→ **Required work**: Select each line where the word "this" appears.

[Entries taken from a collection]
────────────────

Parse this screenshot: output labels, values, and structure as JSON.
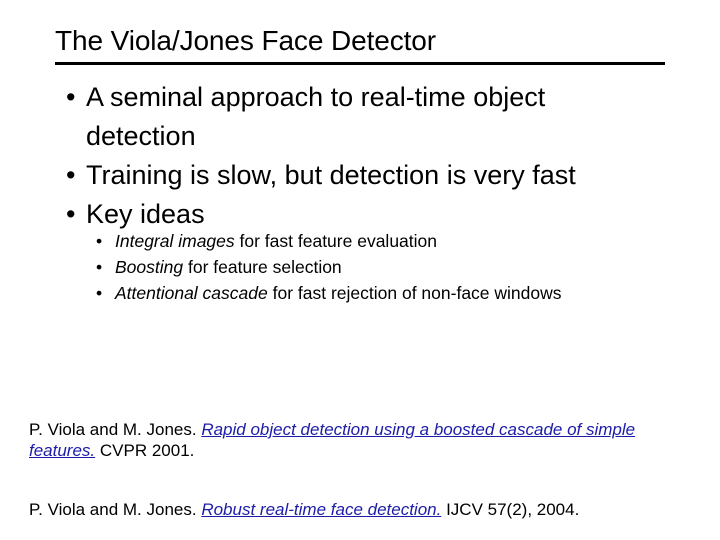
{
  "slide": {
    "title": "The Viola/Jones Face Detector",
    "bullet_char": "•",
    "link_color": "#1c1ca8",
    "text_color": "#000000",
    "background_color": "#ffffff"
  },
  "bullets": [
    {
      "text": "A seminal approach to real-time object detection"
    },
    {
      "text": "Training is slow, but detection is very fast"
    },
    {
      "text": "Key ideas"
    }
  ],
  "subbullets": [
    {
      "emphasis": "Integral images",
      "rest": " for fast feature evaluation"
    },
    {
      "emphasis": "Boosting",
      "rest": " for feature selection"
    },
    {
      "emphasis": "Attentional cascade",
      "rest": " for fast rejection of non-face windows"
    }
  ],
  "references": [
    {
      "authors": "P. Viola and M. Jones. ",
      "link": "Rapid object detection using a boosted cascade of simple features.",
      "venue": " CVPR 2001."
    },
    {
      "authors": "P. Viola and M. Jones. ",
      "link": "Robust real-time face detection.",
      "venue": " IJCV 57(2), 2004."
    }
  ]
}
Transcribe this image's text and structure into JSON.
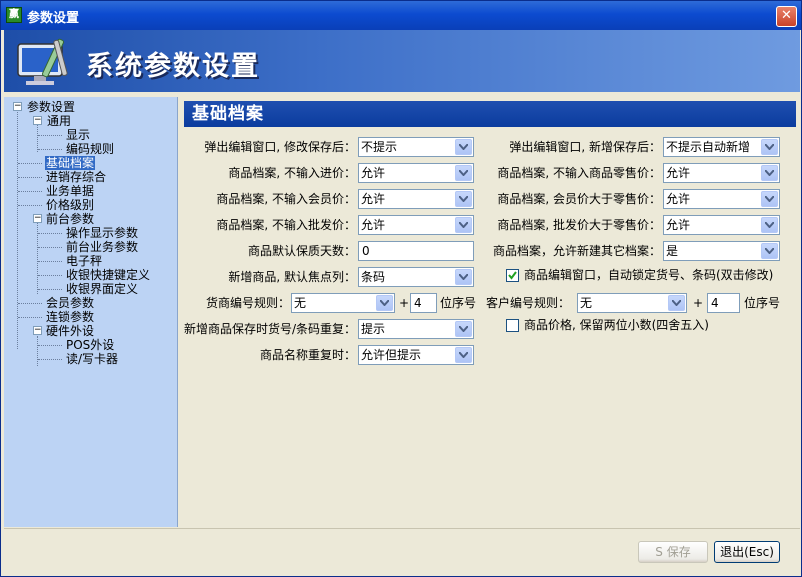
{
  "window": {
    "title": "参数设置",
    "app_icon_text": "赢"
  },
  "banner": {
    "title": "系统参数设置"
  },
  "tree": {
    "items": [
      {
        "label": "参数设置",
        "level": 0
      },
      {
        "label": "通用",
        "level": 1
      },
      {
        "label": "显示",
        "level": 2
      },
      {
        "label": "编码规则",
        "level": 2
      },
      {
        "label": "基础档案",
        "level": 1,
        "selected": true
      },
      {
        "label": "进销存综合",
        "level": 1
      },
      {
        "label": "业务单据",
        "level": 1
      },
      {
        "label": "价格级别",
        "level": 1
      },
      {
        "label": "前台参数",
        "level": 1
      },
      {
        "label": "操作显示参数",
        "level": 2
      },
      {
        "label": "前台业务参数",
        "level": 2
      },
      {
        "label": "电子秤",
        "level": 2
      },
      {
        "label": "收银快捷键定义",
        "level": 2
      },
      {
        "label": "收银界面定义",
        "level": 2
      },
      {
        "label": "会员参数",
        "level": 1
      },
      {
        "label": "连锁参数",
        "level": 1
      },
      {
        "label": "硬件外设",
        "level": 1
      },
      {
        "label": "POS外设",
        "level": 2
      },
      {
        "label": "读/写卡器",
        "level": 2
      }
    ]
  },
  "panel": {
    "header": "基础档案",
    "left": [
      {
        "label": "弹出编辑窗口, 修改保存后：",
        "value": "不提示"
      },
      {
        "label": "商品档案, 不输入进价：",
        "value": "允许"
      },
      {
        "label": "商品档案, 不输入会员价：",
        "value": "允许"
      },
      {
        "label": "商品档案, 不输入批发价：",
        "value": "允许"
      },
      {
        "label": "商品默认保质天数：",
        "value": "0"
      },
      {
        "label": "新增商品, 默认焦点列：",
        "value": "条码"
      }
    ],
    "right": [
      {
        "label": "弹出编辑窗口, 新增保存后：",
        "value": "不提示自动新增"
      },
      {
        "label": "商品档案, 不输入商品零售价：",
        "value": "允许"
      },
      {
        "label": "商品档案, 会员价大于零售价：",
        "value": "允许"
      },
      {
        "label": "商品档案, 批发价大于零售价：",
        "value": "允许"
      },
      {
        "label": "商品档案，允许新建其它档案：",
        "value": "是"
      }
    ],
    "auto_lock": {
      "label": "商品编辑窗口，自动锁定货号、条码(双击修改)",
      "checked": true
    },
    "supplier_rule": {
      "label": "货商编号规则：",
      "value": "无",
      "plus": "+",
      "digits": "4",
      "suffix": "位序号"
    },
    "customer_rule": {
      "label": "客户编号规则：",
      "value": "无",
      "plus": "+",
      "digits": "4",
      "suffix": "位序号"
    },
    "price_round": {
      "label": "商品价格, 保留两位小数(四舍五入)",
      "checked": false
    },
    "dup_barcode": {
      "label": "新增商品保存时货号/条码重复：",
      "value": "提示"
    },
    "dup_name": {
      "label": "商品名称重复时：",
      "value": "允许但提示"
    }
  },
  "footer": {
    "save_label": "S 保存",
    "exit_label": "退出(Esc)"
  }
}
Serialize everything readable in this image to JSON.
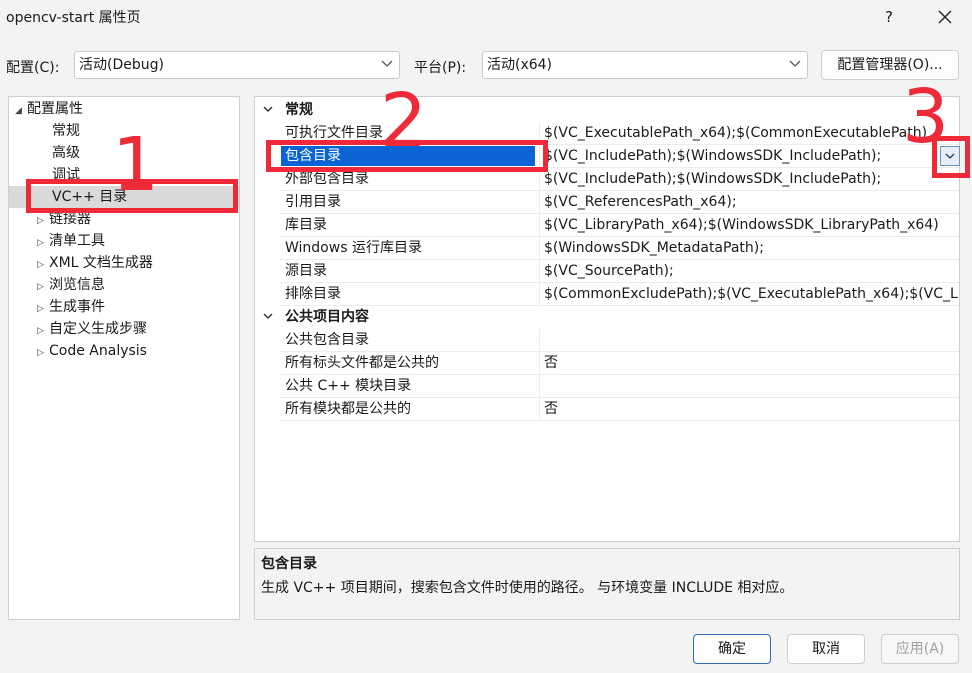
{
  "window": {
    "title": "opencv-start 属性页",
    "help_label": "?"
  },
  "toolbar": {
    "config_label": "配置(C):",
    "config_value": "活动(Debug)",
    "platform_label": "平台(P):",
    "platform_value": "活动(x64)",
    "config_manager_label": "配置管理器(O)..."
  },
  "tree": {
    "root": "配置属性",
    "items": [
      {
        "label": "常规",
        "expandable": false
      },
      {
        "label": "高级",
        "expandable": false
      },
      {
        "label": "调试",
        "expandable": false
      },
      {
        "label": "VC++ 目录",
        "expandable": false,
        "selected": true
      },
      {
        "label": "链接器",
        "expandable": true
      },
      {
        "label": "清单工具",
        "expandable": true
      },
      {
        "label": "XML 文档生成器",
        "expandable": true
      },
      {
        "label": "浏览信息",
        "expandable": true
      },
      {
        "label": "生成事件",
        "expandable": true
      },
      {
        "label": "自定义生成步骤",
        "expandable": true
      },
      {
        "label": "Code Analysis",
        "expandable": true
      }
    ]
  },
  "grid": {
    "categories": [
      {
        "name": "常规",
        "rows": [
          {
            "name": "可执行文件目录",
            "value": "$(VC_ExecutablePath_x64);$(CommonExecutablePath)"
          },
          {
            "name": "包含目录",
            "value": "$(VC_IncludePath);$(WindowsSDK_IncludePath);",
            "selected": true
          },
          {
            "name": "外部包含目录",
            "value": "$(VC_IncludePath);$(WindowsSDK_IncludePath);"
          },
          {
            "name": "引用目录",
            "value": "$(VC_ReferencesPath_x64);"
          },
          {
            "name": "库目录",
            "value": "$(VC_LibraryPath_x64);$(WindowsSDK_LibraryPath_x64)"
          },
          {
            "name": "Windows 运行库目录",
            "value": "$(WindowsSDK_MetadataPath);"
          },
          {
            "name": "源目录",
            "value": "$(VC_SourcePath);"
          },
          {
            "name": "排除目录",
            "value": "$(CommonExcludePath);$(VC_ExecutablePath_x64);$(VC_Li"
          }
        ]
      },
      {
        "name": "公共项目内容",
        "rows": [
          {
            "name": "公共包含目录",
            "value": ""
          },
          {
            "name": "所有标头文件都是公共的",
            "value": "否"
          },
          {
            "name": "公共 C++ 模块目录",
            "value": ""
          },
          {
            "name": "所有模块都是公共的",
            "value": "否"
          }
        ]
      }
    ]
  },
  "description": {
    "title": "包含目录",
    "text": "生成 VC++ 项目期间，搜索包含文件时使用的路径。 与环境变量 INCLUDE 相对应。"
  },
  "buttons": {
    "ok": "确定",
    "cancel": "取消",
    "apply": "应用(A)"
  },
  "annotations": [
    "1",
    "2",
    "3"
  ],
  "colors": {
    "annotation": "#ee2a38",
    "selection": "#0a64d6"
  }
}
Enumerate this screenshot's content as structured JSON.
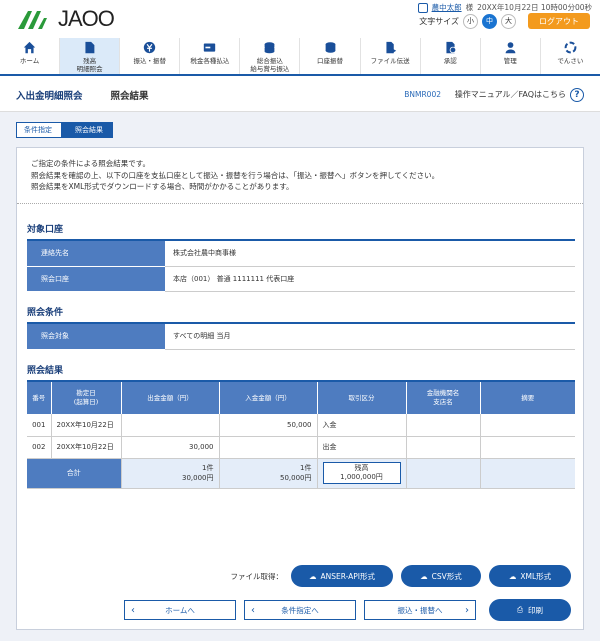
{
  "header": {
    "logo_text": "JAOO",
    "user_name": "農中太郎",
    "user_suffix": "様",
    "last_login": "20XX年10月22日 10時00分00秒",
    "font_size_label": "文字サイズ",
    "font_sizes": [
      "小",
      "中",
      "大"
    ],
    "logout_label": "ログアウト"
  },
  "nav": [
    {
      "label": "ホーム",
      "icon": "home-icon"
    },
    {
      "label": "残高\n明細照会",
      "icon": "document-icon",
      "active": true
    },
    {
      "label": "振込・振替",
      "icon": "transfer-icon"
    },
    {
      "label": "税金各種払込",
      "icon": "payment-icon"
    },
    {
      "label": "総合振込\n給与賞与振込",
      "icon": "coins-icon"
    },
    {
      "label": "口座振替",
      "icon": "coin-stack-icon"
    },
    {
      "label": "ファイル伝送",
      "icon": "file-transfer-icon"
    },
    {
      "label": "承認",
      "icon": "approve-icon"
    },
    {
      "label": "管理",
      "icon": "admin-icon"
    },
    {
      "label": "でんさい",
      "icon": "densai-icon"
    }
  ],
  "page": {
    "category": "入出金明細照会",
    "title": "照会結果",
    "screen_code": "BNMR002",
    "help_label": "操作マニュアル／FAQはこちら"
  },
  "steps": [
    "条件指定",
    "照会結果"
  ],
  "intro": [
    "ご指定の条件による照会結果です。",
    "照会結果を確認の上、以下の口座を支払口座として振込・振替を行う場合は、「振込・振替へ」ボタンを押してください。",
    "照会結果をXML形式でダウンロードする場合、時間がかかることがあります。"
  ],
  "target_account": {
    "heading": "対象口座",
    "rows": [
      {
        "label": "連絡先名",
        "value": "株式会社農中商事様"
      },
      {
        "label": "照会口座",
        "value": "本店（001） 普通 1111111 代表口座"
      }
    ]
  },
  "conditions": {
    "heading": "照会条件",
    "rows": [
      {
        "label": "照会対象",
        "value": "すべての明細 当月"
      }
    ]
  },
  "results": {
    "heading": "照会結果",
    "columns": [
      "番号",
      "勘定日\n(起算日)",
      "出金金額（円）",
      "入金金額（円）",
      "取引区分",
      "金融機関名\n支店名",
      "摘要"
    ],
    "rows": [
      {
        "no": "001",
        "date": "20XX年10月22日",
        "out": "",
        "in": "50,000",
        "type": "入金",
        "bank": "",
        "memo": ""
      },
      {
        "no": "002",
        "date": "20XX年10月22日",
        "out": "30,000",
        "in": "",
        "type": "出金",
        "bank": "",
        "memo": ""
      }
    ],
    "total_label": "合計",
    "total_out_count": "1件",
    "total_out_amount": "30,000円",
    "total_in_count": "1件",
    "total_in_amount": "50,000円",
    "balance_label": "残高",
    "balance_amount": "1,000,000円"
  },
  "file_get": {
    "label": "ファイル取得：",
    "buttons": [
      "ANSER-API形式",
      "CSV形式",
      "XML形式"
    ]
  },
  "buttons": {
    "home": "ホームへ",
    "conditions": "条件指定へ",
    "transfer": "振込・振替へ",
    "print": "印刷"
  }
}
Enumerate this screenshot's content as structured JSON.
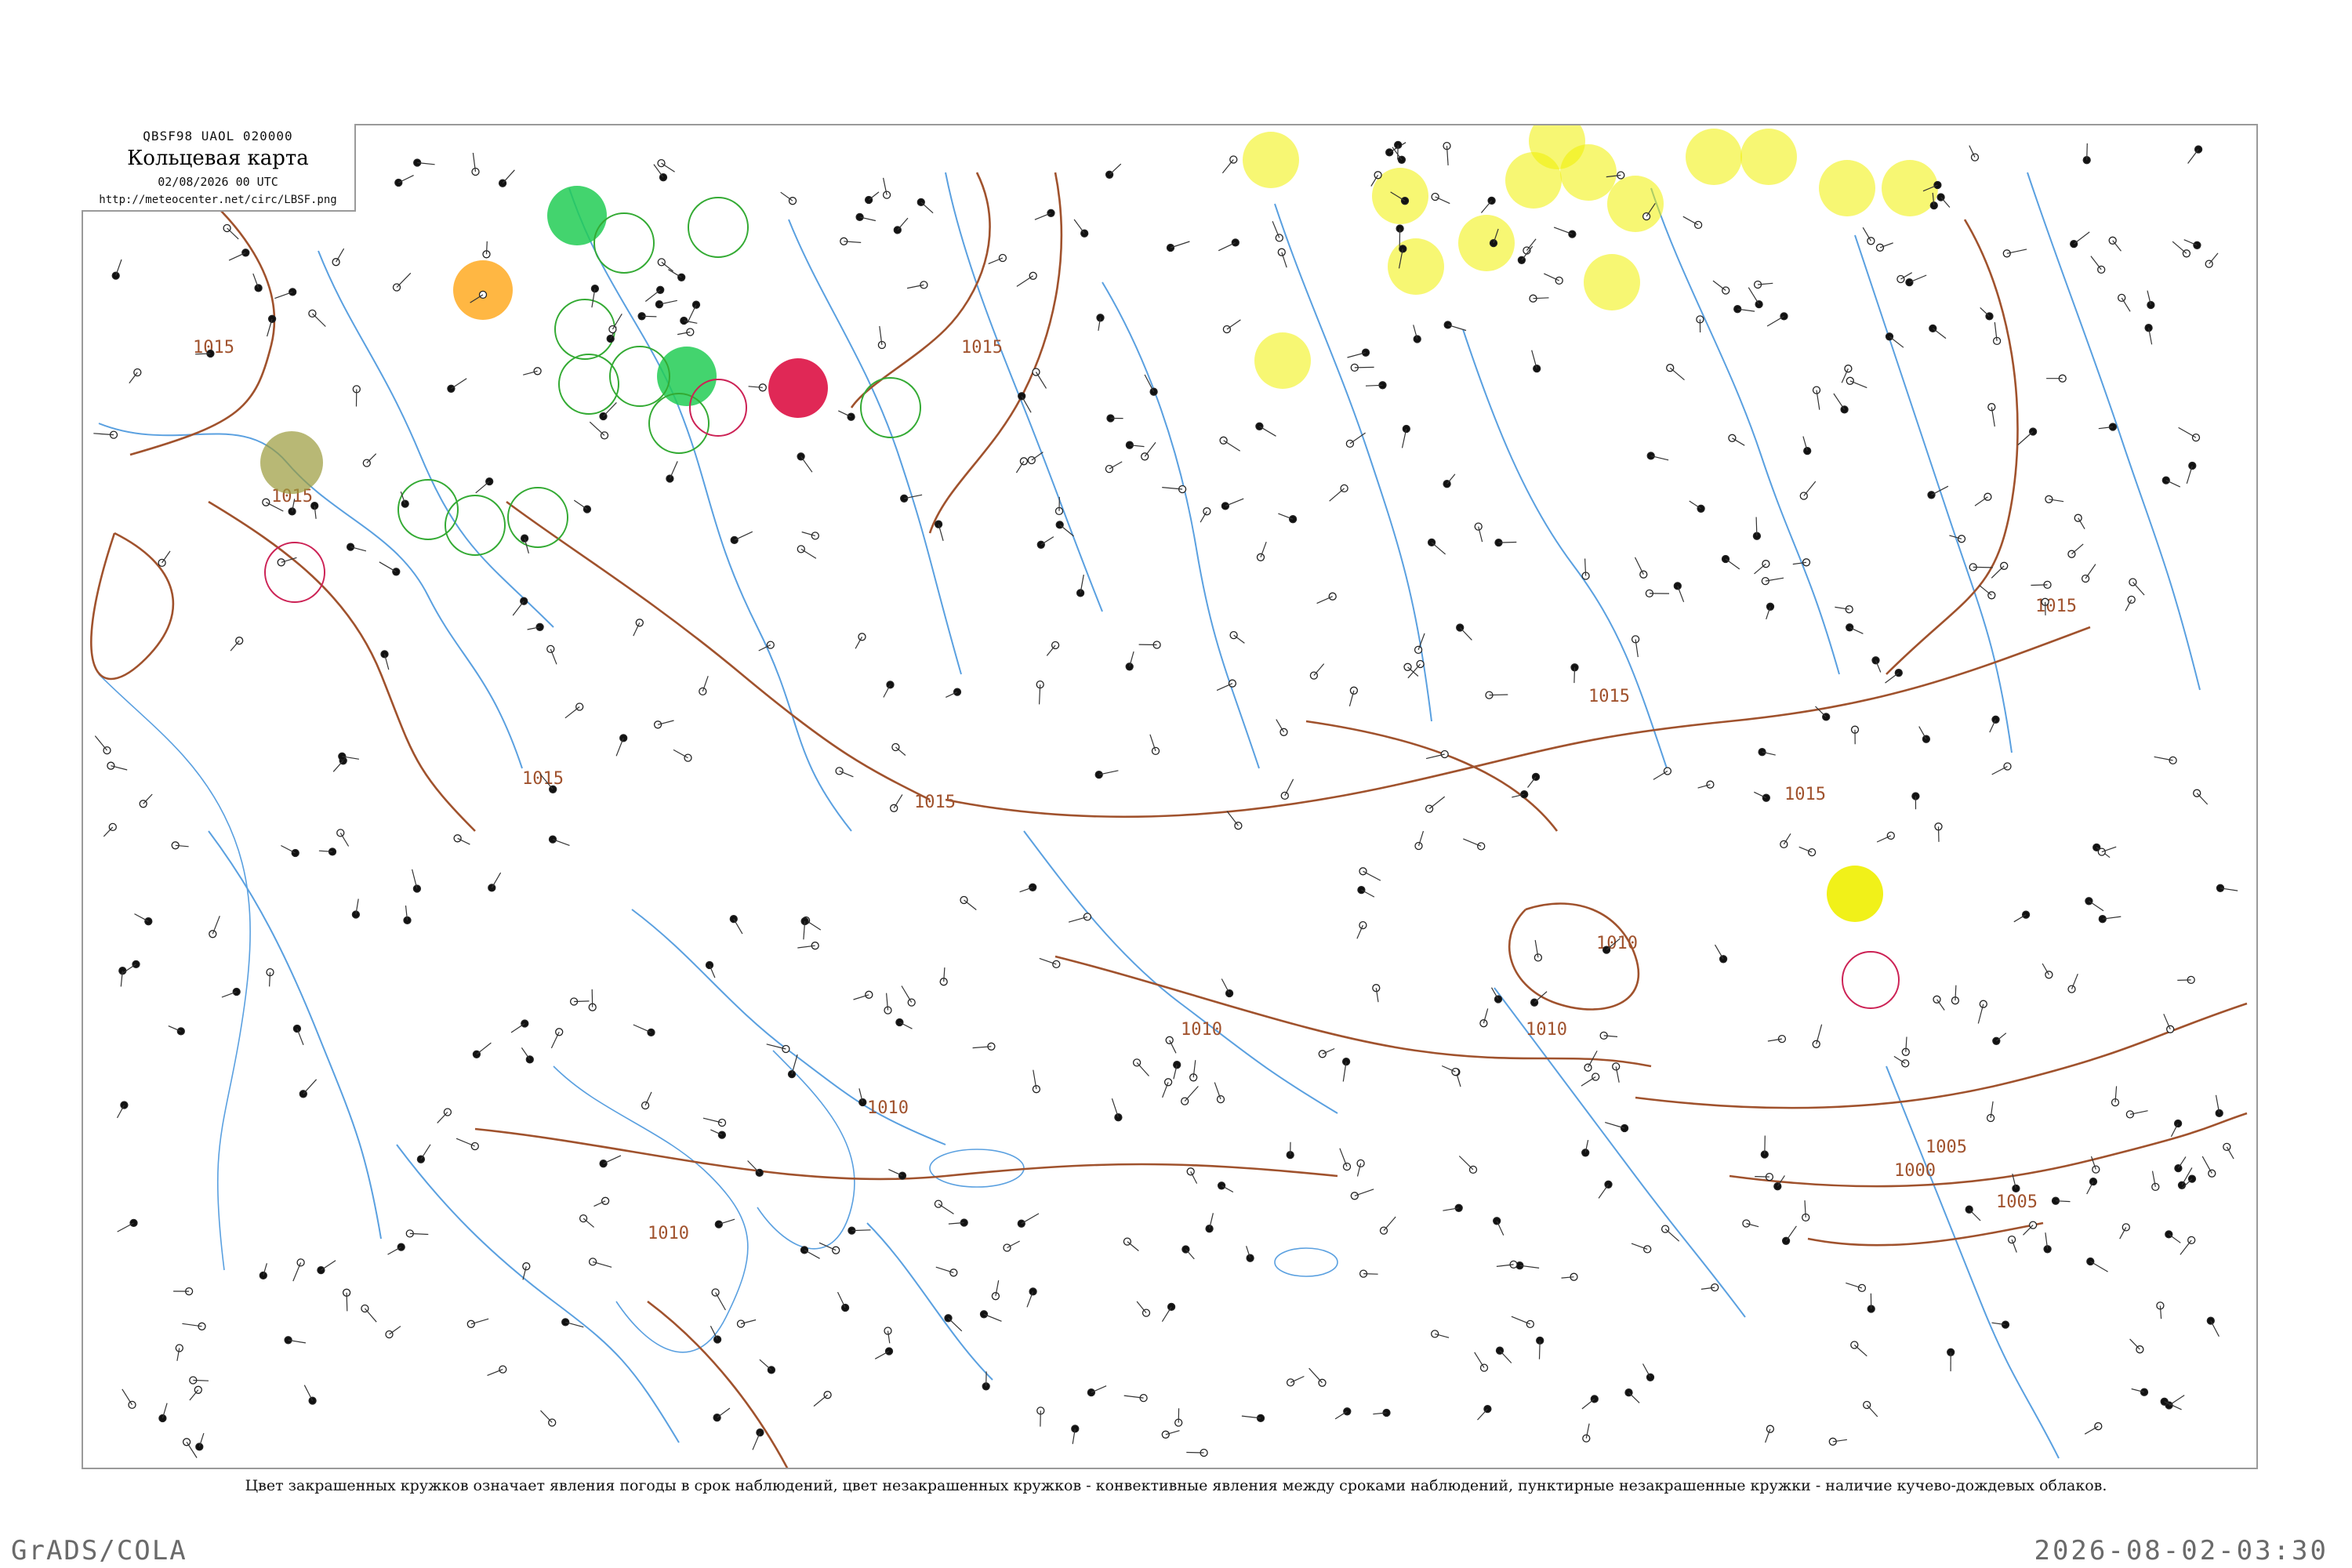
{
  "header": {
    "code": "QBSF98  UAOL  020000",
    "title": "Кольцевая карта",
    "date": "02/08/2026 00 UTC",
    "url": "http://meteocenter.net/circ/LBSF.png"
  },
  "footnote": "Цвет закрашенных кружков означает явления погоды в срок наблюдений, цвет незакрашенных кружков - конвективные явления между сроками наблюдений, пунктирные незакрашенные кружки - наличие кучево-дождевых облаков.",
  "brand": "GrADS/COLA",
  "timestamp": "2026-08-02-03:30",
  "isobars": [
    "1015",
    "1015",
    "1015",
    "1015",
    "1015",
    "1015",
    "1015",
    "1015",
    "1010",
    "1010",
    "1010",
    "1010",
    "1010",
    "1005",
    "1000",
    "1005"
  ],
  "colors": {
    "isobar": "#a0522d",
    "river": "#5aa0e0",
    "frame": "#9a9a9a",
    "station": "#222222",
    "rain": "#22cc55",
    "storm": "#dd1144",
    "fog": "#f0f000",
    "haze": "#ffaa22",
    "mist": "#9a9a3a",
    "convective_ring": "#33aa33",
    "cb_ring": "#cc2255"
  }
}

────────────────

→ **Solution**:
Parse this screenshot: output labels, values, and structure as JSON.
Transcribe this image's text and structure into JSON.
Serialize everything readable in this image to JSON.
Enumerate this screenshot's content as structured JSON.
Enumerate this screenshot's content as structured JSON.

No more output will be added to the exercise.